▶ [Excerpt to read]:
We now use a network graph, or network for short, to visualise the collocations of our keyword (alice). Networks are a powerful and versatile visual representation used to depict relationships or connections among various elements. Network graphs typically consist of nodes, representing individual entities, and edges, indicating the connections or interactions between these entities.
We start by extracting the tokens that we want to show (the top 20 collocates of movie).
# sort the coocStatz data frame in descending order based on the 'phi' column
top20colls <- assoc_tb %>%
dplyr::arrange(-phi) %>%
# select the top 20 rows after sorting
head(20) %>%
# extract the 'token' column
dplyr::pull(w2) %>%
# add keyword
c("movie")
# inspect the top 20 tokens with the highest 'phi' values
top20colls
## [1] "watch" "saw" "see" "good" "watched"
## [6] "seen" "think" "porn" "dogma" "critic"
## [11] "lot" "movies" "goriest" "relations" "really"
## [16] "enjoy" "will" "gore" "horehounds" "depressing"
## [21] "movie"
We then need to generate a feature co-occurrence matrix from a document-feature matrix based on the cleaned, lower case sentences of our text.
# tokenize the 'sentences' data using quanteda package
keyword_fcm <- sentences %>%
quanteda::tokens(remove_punct = T,
remove_symbols = T,
remove_numbers = T) %>%
# remove stopwords
tokens_remove(stopwords("en")) %>%
# create a document-feature matrix (dfm) using quanteda
quanteda::dfm() %>%
# select features based on 'top20colls' and the term "movie" pattern
quanteda::dfm_select(pattern = c(top20colls, "movie")) %>%
# create a feature co-occurrence matrix (fcm) without considering trigrams
quanteda::fcm(tri = FALSE)

▶ [Given request 1]: Could you output the stretch of the entries below from the line containing "horizontal-mesh-icon xyxy=(11,315,20,323)" through the line containing "y-coord-label: Y xyxy=(5,296,11,305)" as a JSON list of strings, one string per line and any blank lines left out?

▶ [Information supplied]:
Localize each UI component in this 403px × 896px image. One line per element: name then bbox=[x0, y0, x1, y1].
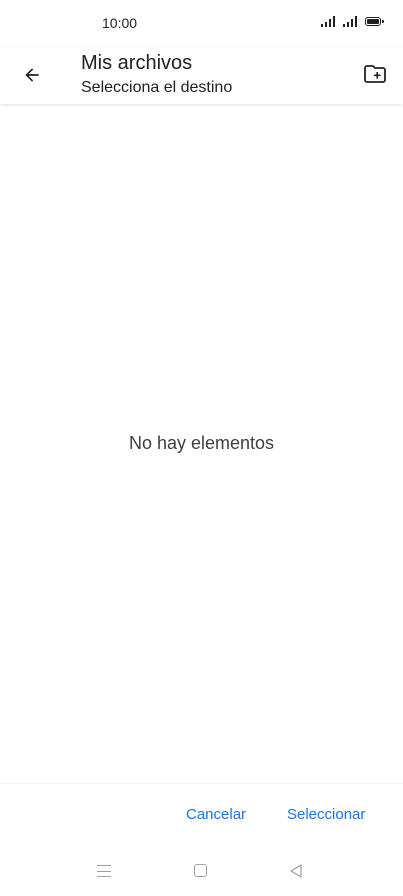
cancel-button[interactable]: Cancelar bbox=[186, 806, 246, 823]
new-folder-button[interactable] bbox=[361, 60, 389, 88]
arrow-left-icon bbox=[25, 68, 39, 82]
page-title: Mis archivos bbox=[81, 52, 193, 74]
home-icon[interactable] bbox=[194, 864, 207, 877]
back-button[interactable] bbox=[18, 61, 46, 89]
select-button[interactable]: Seleccionar bbox=[287, 806, 365, 823]
page-subtitle: Selecciona el destino bbox=[81, 79, 233, 96]
back-triangle-icon[interactable] bbox=[288, 863, 304, 879]
battery-icon bbox=[365, 17, 384, 26]
status-time: 10:00 bbox=[102, 15, 138, 31]
action-bar-divider bbox=[0, 783, 403, 784]
status-bar: 10:00 bbox=[0, 0, 403, 48]
create-new-folder-icon bbox=[364, 65, 386, 83]
signal-icon bbox=[321, 15, 335, 27]
empty-state-message: No hay elementos bbox=[128, 433, 275, 453]
signal-icon-secondary bbox=[343, 15, 357, 27]
system-nav-bar bbox=[0, 850, 403, 896]
app-bar: Mis archivos Selecciona el destino bbox=[0, 48, 403, 104]
menu-icon[interactable] bbox=[97, 865, 111, 877]
status-icons bbox=[321, 15, 384, 27]
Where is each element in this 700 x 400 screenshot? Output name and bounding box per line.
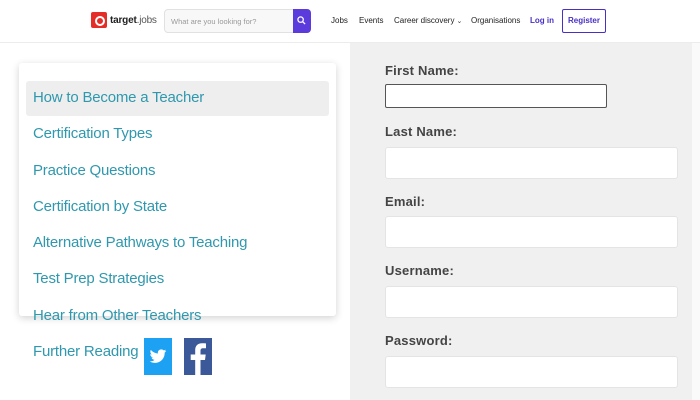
- password-label: Password:: [385, 333, 453, 348]
- nav-jobs-link[interactable]: Jobs: [331, 16, 348, 25]
- menu-item-practice-questions[interactable]: Practice Questions: [33, 162, 155, 179]
- chevron-down-icon: ⌄: [456, 18, 463, 25]
- email-label: Email:: [385, 194, 426, 209]
- menu-item-test-prep[interactable]: Test Prep Strategies: [33, 270, 164, 287]
- password-field[interactable]: [385, 356, 678, 388]
- register-button[interactable]: Register: [562, 9, 606, 33]
- login-link[interactable]: Log in: [530, 16, 554, 25]
- nav-organisations-link[interactable]: Organisations: [471, 16, 520, 25]
- menu-item-alternative-pathways[interactable]: Alternative Pathways to Teaching: [33, 234, 247, 251]
- nav-career-label: Career discovery: [394, 16, 455, 25]
- menu-item-further-reading[interactable]: Further Reading: [33, 343, 139, 360]
- email-field[interactable]: [385, 216, 678, 248]
- menu-item-hear-from-teachers[interactable]: Hear from Other Teachers: [33, 307, 202, 324]
- logo-mark-icon: [91, 10, 107, 30]
- username-field[interactable]: [385, 286, 678, 318]
- scrollbar[interactable]: [692, 43, 700, 400]
- logo-text: target.jobs: [110, 14, 157, 26]
- menu-item-certification-types[interactable]: Certification Types: [33, 125, 153, 142]
- twitter-link[interactable]: [144, 338, 172, 375]
- last-name-field[interactable]: [385, 147, 678, 179]
- first-name-field[interactable]: [385, 84, 607, 108]
- twitter-icon: [149, 349, 167, 363]
- first-name-label: First Name:: [385, 63, 459, 78]
- search-icon: [297, 16, 306, 25]
- menu-item-certification-by-state[interactable]: Certification by State: [33, 198, 167, 215]
- nav-career-discovery-dropdown[interactable]: Career discovery ⌄: [394, 16, 462, 25]
- search-box: [164, 9, 311, 33]
- facebook-icon: [190, 343, 206, 375]
- username-label: Username:: [385, 263, 454, 278]
- nav-events-link[interactable]: Events: [359, 16, 383, 25]
- facebook-link[interactable]: [184, 338, 212, 375]
- search-input[interactable]: [165, 10, 293, 32]
- search-button[interactable]: [293, 9, 311, 33]
- site-logo[interactable]: target.jobs: [91, 10, 157, 30]
- last-name-label: Last Name:: [385, 124, 458, 139]
- menu-item-how-to-become-teacher[interactable]: How to Become a Teacher: [33, 89, 204, 106]
- site-header: target.jobs Jobs Events Career discovery…: [0, 0, 700, 43]
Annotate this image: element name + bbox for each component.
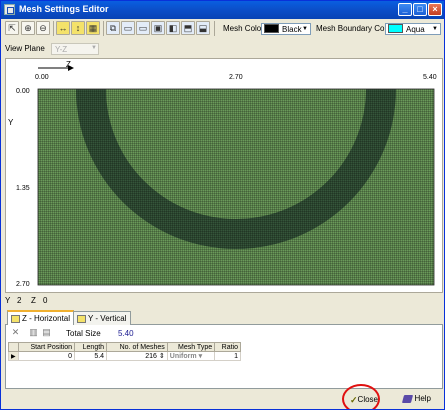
horizontal-mesh-icon xyxy=(11,315,20,323)
tab-y-vertical[interactable]: Y - Vertical xyxy=(73,311,131,325)
merge-columns-icon[interactable]: ▤ xyxy=(41,327,52,338)
copy-view-icon[interactable]: ⧉ xyxy=(106,21,120,35)
tab-z-horizontal[interactable]: Z - Horizontal xyxy=(7,310,75,325)
table-row[interactable]: ▶ 0 5.4 216 ⇕ Uniform ▾ 1 xyxy=(8,351,241,361)
minimize-icon[interactable]: _ xyxy=(398,3,412,16)
select-tool-icon[interactable]: ⇱ xyxy=(5,21,19,35)
left-tick-label: 1.35 xyxy=(16,185,30,192)
y-coord-label: Y xyxy=(5,296,11,305)
tab-label: Z - Horizontal xyxy=(22,314,71,323)
z-axis-arrowhead xyxy=(68,65,74,71)
view-plane-value: Y-Z xyxy=(55,45,68,54)
zoom-out-icon[interactable]: ⊖ xyxy=(36,21,50,35)
start-position-cell[interactable]: 0 xyxy=(17,351,76,361)
mesh-settings-pane: ✕ ▥ ▤ Total Size 5.40 Start Position Len… xyxy=(5,325,443,389)
chevron-down-icon[interactable]: ▾ xyxy=(199,353,203,360)
view-back-icon[interactable]: ◧ xyxy=(166,21,180,35)
y-coord-value: 2 xyxy=(17,296,22,305)
column-header[interactable]: Mesh Type xyxy=(166,342,216,352)
chevron-down-icon: ▼ xyxy=(432,26,438,32)
z-coord-value: 0 xyxy=(43,296,48,305)
mesh-direction-tabs: Z - Horizontal Y - Vertical xyxy=(5,310,443,325)
column-header[interactable]: Ratio xyxy=(214,342,241,352)
top-tick-label: 2.70 xyxy=(229,74,243,81)
vertical-mesh-icon xyxy=(77,315,86,323)
mesh-table: Start Position Length No. of Meshes Mesh… xyxy=(8,342,241,361)
stepper-icon[interactable]: ⇕ xyxy=(159,353,165,360)
view-plane-row: View Plane Y-Z ▼ xyxy=(1,39,444,59)
view-right-icon[interactable]: ▭ xyxy=(136,21,150,35)
column-header[interactable]: No. of Meshes xyxy=(106,342,168,352)
title-bar[interactable]: Mesh Settings Editor _ □ × xyxy=(1,1,444,19)
total-size-label: Total Size xyxy=(66,329,101,338)
mesh-color-select[interactable]: Black ▼ xyxy=(261,23,311,35)
chevron-down-icon: ▼ xyxy=(302,26,308,32)
y-axis-label: Y xyxy=(8,118,14,127)
coordinate-readout: Y 2 Z 0 xyxy=(5,295,443,307)
boundary-color-label: Mesh Boundary Color xyxy=(316,24,394,33)
boundary-color-select[interactable]: Aqua ▼ xyxy=(385,23,441,35)
mesh-settings-window: Mesh Settings Editor _ □ × ⇱ ⊕ ⊖ ↔ ↕ ▦ ⧉… xyxy=(0,0,445,410)
delete-icon[interactable]: ✕ xyxy=(10,327,21,338)
column-header[interactable]: Length xyxy=(74,342,108,352)
view-front-icon[interactable]: ▣ xyxy=(151,21,165,35)
row-pointer-icon: ▶ xyxy=(8,351,19,361)
window-title: Mesh Settings Editor xyxy=(19,4,109,14)
meshes-value: 216 xyxy=(145,353,157,360)
maximize-icon[interactable]: □ xyxy=(413,3,427,16)
view-top-icon[interactable]: ⬒ xyxy=(181,21,195,35)
view-plane-select[interactable]: Y-Z ▼ xyxy=(51,43,99,55)
boundary-color-value: Aqua xyxy=(406,25,425,34)
tab-label: Y - Vertical xyxy=(88,314,127,323)
app-icon xyxy=(4,4,15,15)
total-size-value: 5.40 xyxy=(118,329,134,338)
pane-toolbar: ✕ ▥ ▤ Total Size 5.40 xyxy=(8,327,438,339)
column-header[interactable]: Start Position xyxy=(17,342,76,352)
mesh-color-swatch xyxy=(264,24,279,33)
meshes-cell[interactable]: 216 ⇕ xyxy=(106,351,168,361)
chevron-down-icon: ▼ xyxy=(91,45,97,51)
mesh-canvas[interactable]: Z Y 0.00 2.70 5.40 0.00 1.35 2.70 xyxy=(5,58,443,293)
view-left-icon[interactable]: ▭ xyxy=(121,21,135,35)
mesh-type-cell[interactable]: Uniform ▾ xyxy=(166,351,216,361)
left-tick-label: 2.70 xyxy=(16,281,30,288)
split-columns-icon[interactable]: ▥ xyxy=(28,327,39,338)
zoom-in-icon[interactable]: ⊕ xyxy=(21,21,35,35)
mesh-grid-lines xyxy=(38,89,434,285)
z-coord-label: Z xyxy=(31,296,36,305)
horizontal-mesh-icon[interactable]: ↔ xyxy=(56,21,70,35)
left-tick-label: 0.00 xyxy=(16,88,30,95)
vertical-mesh-icon[interactable]: ↕ xyxy=(71,21,85,35)
boundary-color-swatch xyxy=(388,24,403,33)
highlight-circle xyxy=(342,384,380,409)
view-plane-label: View Plane xyxy=(5,44,45,53)
ratio-cell[interactable]: 1 xyxy=(214,351,241,361)
dialog-buttons: ✓ Close Help xyxy=(1,384,444,409)
mesh-type-value: Uniform xyxy=(169,353,197,360)
toolbar: ⇱ ⊕ ⊖ ↔ ↕ ▦ ⧉ ▭ ▭ ▣ ◧ ⬒ ⬓ Mesh Color Bla… xyxy=(1,19,444,39)
mesh-color-label: Mesh Color xyxy=(223,24,264,33)
top-tick-label: 5.40 xyxy=(423,74,437,81)
help-button[interactable]: Help xyxy=(401,392,437,406)
mesh-view[interactable]: Z Y 0.00 2.70 5.40 0.00 1.35 2.70 xyxy=(6,59,442,292)
top-tick-label: 0.00 xyxy=(35,74,49,81)
view-bottom-icon[interactable]: ⬓ xyxy=(196,21,210,35)
mesh-color-value: Black xyxy=(282,25,302,34)
length-cell[interactable]: 5.4 xyxy=(74,351,108,361)
close-icon[interactable]: × xyxy=(428,3,442,16)
grid-mesh-icon[interactable]: ▦ xyxy=(86,21,100,35)
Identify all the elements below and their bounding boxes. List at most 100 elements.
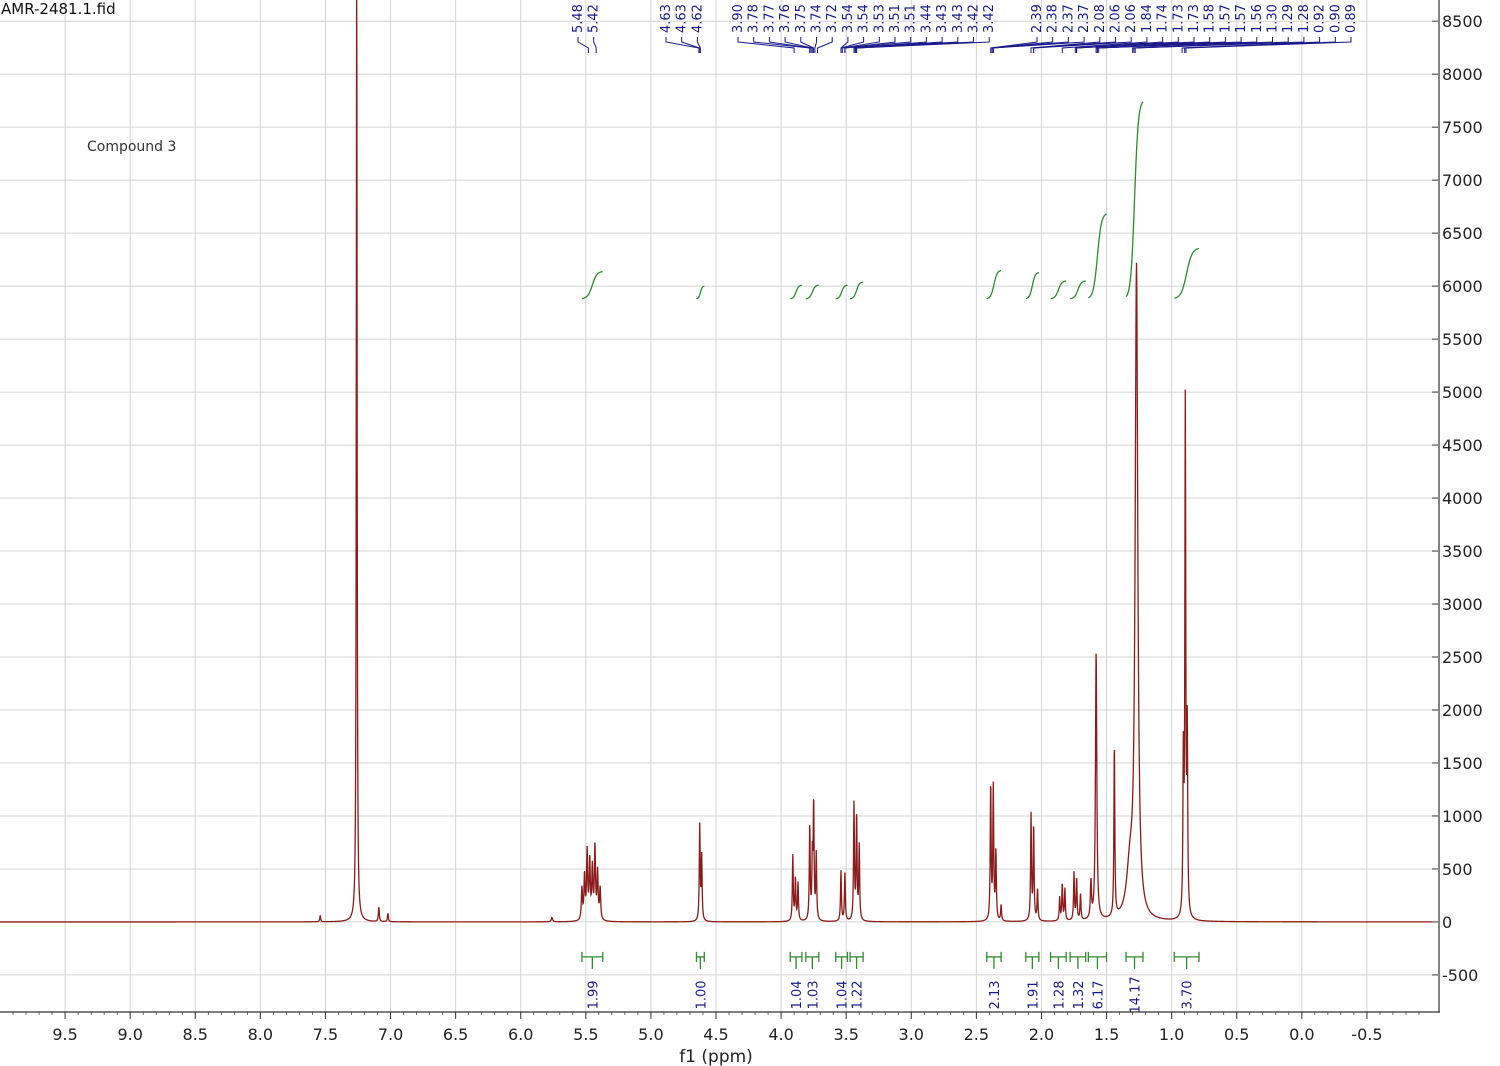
y-tick-label: 8000 xyxy=(1442,65,1483,84)
peak-label: 0.89 xyxy=(1344,4,1359,33)
integral-curve xyxy=(581,270,603,300)
y-tick-label: -500 xyxy=(1442,966,1478,985)
y-tick-label: 2500 xyxy=(1442,648,1483,667)
peak-label: 3.78 xyxy=(747,4,762,33)
y-tick-label: 5500 xyxy=(1442,330,1483,349)
peak-label: 2.37 xyxy=(1061,4,1076,33)
y-tick-label: 4500 xyxy=(1442,436,1483,455)
integral-value-label: 1.28 xyxy=(1052,980,1067,1009)
integral-curve xyxy=(790,284,802,300)
x-tick-label: 2.0 xyxy=(1029,1025,1054,1044)
peak-label: 4.62 xyxy=(690,4,705,33)
integral-value-label: 1.04 xyxy=(836,980,851,1009)
compound-label: Compound 3 xyxy=(87,139,177,155)
x-tick-label: 3.5 xyxy=(833,1025,858,1044)
peak-label: 1.84 xyxy=(1140,4,1155,33)
integral-value-label: 14.17 xyxy=(1129,976,1144,1013)
peak-label: 4.63 xyxy=(675,4,690,33)
x-tick-label: 9.0 xyxy=(117,1025,142,1044)
peak-label-connector xyxy=(814,37,817,53)
integral-curve xyxy=(1070,280,1086,300)
peak-label: 2.39 xyxy=(1030,4,1045,33)
peak-label: 3.90 xyxy=(731,4,746,33)
peak-label: 1.57 xyxy=(1218,4,1233,33)
y-tick-label: 1500 xyxy=(1442,754,1483,773)
x-tick-label: 7.5 xyxy=(313,1025,338,1044)
x-tick-label: 4.5 xyxy=(703,1025,728,1044)
x-tick-label: 0.5 xyxy=(1224,1025,1249,1044)
integral-value-label: 2.13 xyxy=(988,980,1003,1009)
x-tick-label: 6.5 xyxy=(443,1025,468,1044)
y-tick-label: 6500 xyxy=(1442,224,1483,243)
integral-curve xyxy=(1125,101,1144,298)
peak-label: 3.43 xyxy=(935,4,950,33)
y-tick-label: 6000 xyxy=(1442,277,1483,296)
nmr-spectrum-chart: 5.48 5.42 4.63 4.63 4.62 3.90 3.78 3.77 3.76 3.75… xyxy=(0,0,1483,1066)
peak-label: 1.30 xyxy=(1266,4,1281,33)
peak-label: 0.90 xyxy=(1328,4,1343,33)
peak-label: 3.44 xyxy=(919,4,934,33)
axes: 9.5 9.0 8.5 8.0 7.5 7.0 6.5 6.0 5.5 5.0 4.5 4.0 3.5 3… xyxy=(0,0,1483,1066)
y-tick-label: 7000 xyxy=(1442,171,1483,190)
x-tick-label: 4.0 xyxy=(768,1025,793,1044)
peak-label: 2.06 xyxy=(1109,4,1124,33)
x-tick-label: 2.5 xyxy=(964,1025,989,1044)
y-tick-label: 5000 xyxy=(1442,383,1483,402)
integral-value-label: 1.00 xyxy=(694,980,709,1009)
integral-curve xyxy=(696,285,705,300)
peak-label: 0.92 xyxy=(1313,4,1328,33)
y-tick-label: 2000 xyxy=(1442,701,1483,720)
y-tick-label: 3500 xyxy=(1442,542,1483,561)
peak-label: 3.51 xyxy=(904,4,919,33)
integral-value-label: 3.70 xyxy=(1181,980,1196,1009)
peak-label: 1.29 xyxy=(1281,4,1296,33)
peak-label: 5.48 xyxy=(571,4,586,33)
y-tick-label: 8500 xyxy=(1442,12,1483,31)
peak-label: 5.42 xyxy=(587,4,602,33)
peak-label-connector xyxy=(800,37,815,53)
integral-value-label: 1.03 xyxy=(806,980,821,1009)
peak-label-connector xyxy=(665,37,700,53)
peak-label: 3.53 xyxy=(872,4,887,33)
x-tick-label: 3.0 xyxy=(899,1025,924,1044)
x-tick-label: 7.0 xyxy=(378,1025,403,1044)
x-tick-label: 9.5 xyxy=(52,1025,77,1044)
x-tick-label: 5.5 xyxy=(573,1025,598,1044)
peak-label: 3.76 xyxy=(778,4,793,33)
peak-label-connector xyxy=(817,37,833,53)
peak-labels: 5.48 5.42 4.63 4.63 4.62 3.90 3.78 3.77 3.76 3.75… xyxy=(571,4,1359,53)
peak-label-connector xyxy=(768,37,812,53)
peak-label: 3.51 xyxy=(888,4,903,33)
peak-label: 2.38 xyxy=(1046,4,1061,33)
x-tick-label: 0.0 xyxy=(1289,1025,1314,1044)
peak-label: 1.73 xyxy=(1187,4,1202,33)
peak-label: 2.08 xyxy=(1093,4,1108,33)
x-tick-label: 1.5 xyxy=(1094,1025,1119,1044)
peak-label: 1.73 xyxy=(1171,4,1186,33)
x-tick-label: -0.5 xyxy=(1351,1025,1382,1044)
peak-label: 2.06 xyxy=(1124,4,1139,33)
integral-markers: 1.99 1.00 1.04 1.03 1.04 1.22 2.13 1.91 1.28 1.32… xyxy=(581,951,1200,1014)
y-tick-label: 0 xyxy=(1442,913,1452,932)
y-tick-label: 1000 xyxy=(1442,807,1483,826)
peak-label: 3.43 xyxy=(951,4,966,33)
peak-label: 3.42 xyxy=(982,4,997,33)
integral-curve xyxy=(849,281,864,300)
peak-label: 1.28 xyxy=(1297,4,1312,33)
peak-label: 3.42 xyxy=(967,4,982,33)
integral-curve xyxy=(1088,213,1107,299)
peak-label-connector xyxy=(593,37,597,53)
peak-label: 1.58 xyxy=(1203,4,1218,33)
integral-curve xyxy=(805,284,819,300)
peak-label: 4.63 xyxy=(659,4,674,33)
peak-label: 3.75 xyxy=(794,4,809,33)
integral-value-label: 1.22 xyxy=(851,980,866,1009)
integral-value-label: 1.32 xyxy=(1072,980,1087,1009)
integral-value-label: 1.91 xyxy=(1026,980,1041,1009)
x-tick-label: 8.0 xyxy=(248,1025,273,1044)
x-tick-label: 1.0 xyxy=(1159,1025,1184,1044)
x-tick-label: 6.0 xyxy=(508,1025,533,1044)
grid xyxy=(0,0,1432,1012)
peak-label: 3.74 xyxy=(810,4,825,33)
peak-label: 2.37 xyxy=(1077,4,1092,33)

▶ [Given request 2]: In the excerpt on collocation networks, what do the edges of a network graph indicate?

▶ [Answer 1]:
[
  "horizontal-mesh-icon xyxy=(11,315,20,323)",
  "tab-y-vertical[interactable]: Y - Vertical xyxy=(73,311,131,325)",
  "merge-columns-icon[interactable]: ▤ xyxy=(41,327,52,338)",
  "copy-view-icon[interactable]: ⧉ xyxy=(106,21,120,35)",
  "tab-z-horizontal[interactable]: Z - Horizontal xyxy=(7,310,75,325)",
  "table-row[interactable]: ▶ 0 5.4 216 ⇕ Uniform ▾ 1 xyxy=(8,351,241,361)",
  "minimize-icon[interactable]: _ xyxy=(398,3,412,16)",
  "select-tool-icon[interactable]: ⇱ xyxy=(5,21,19,35)",
  "left-tick-label: 1.35 xyxy=(16,185,30,192)",
  "y-coord-label: Y xyxy=(5,296,11,305)"
]

▶ [Answer 2]: The connections or interactions between the individual entities that the nodes represent.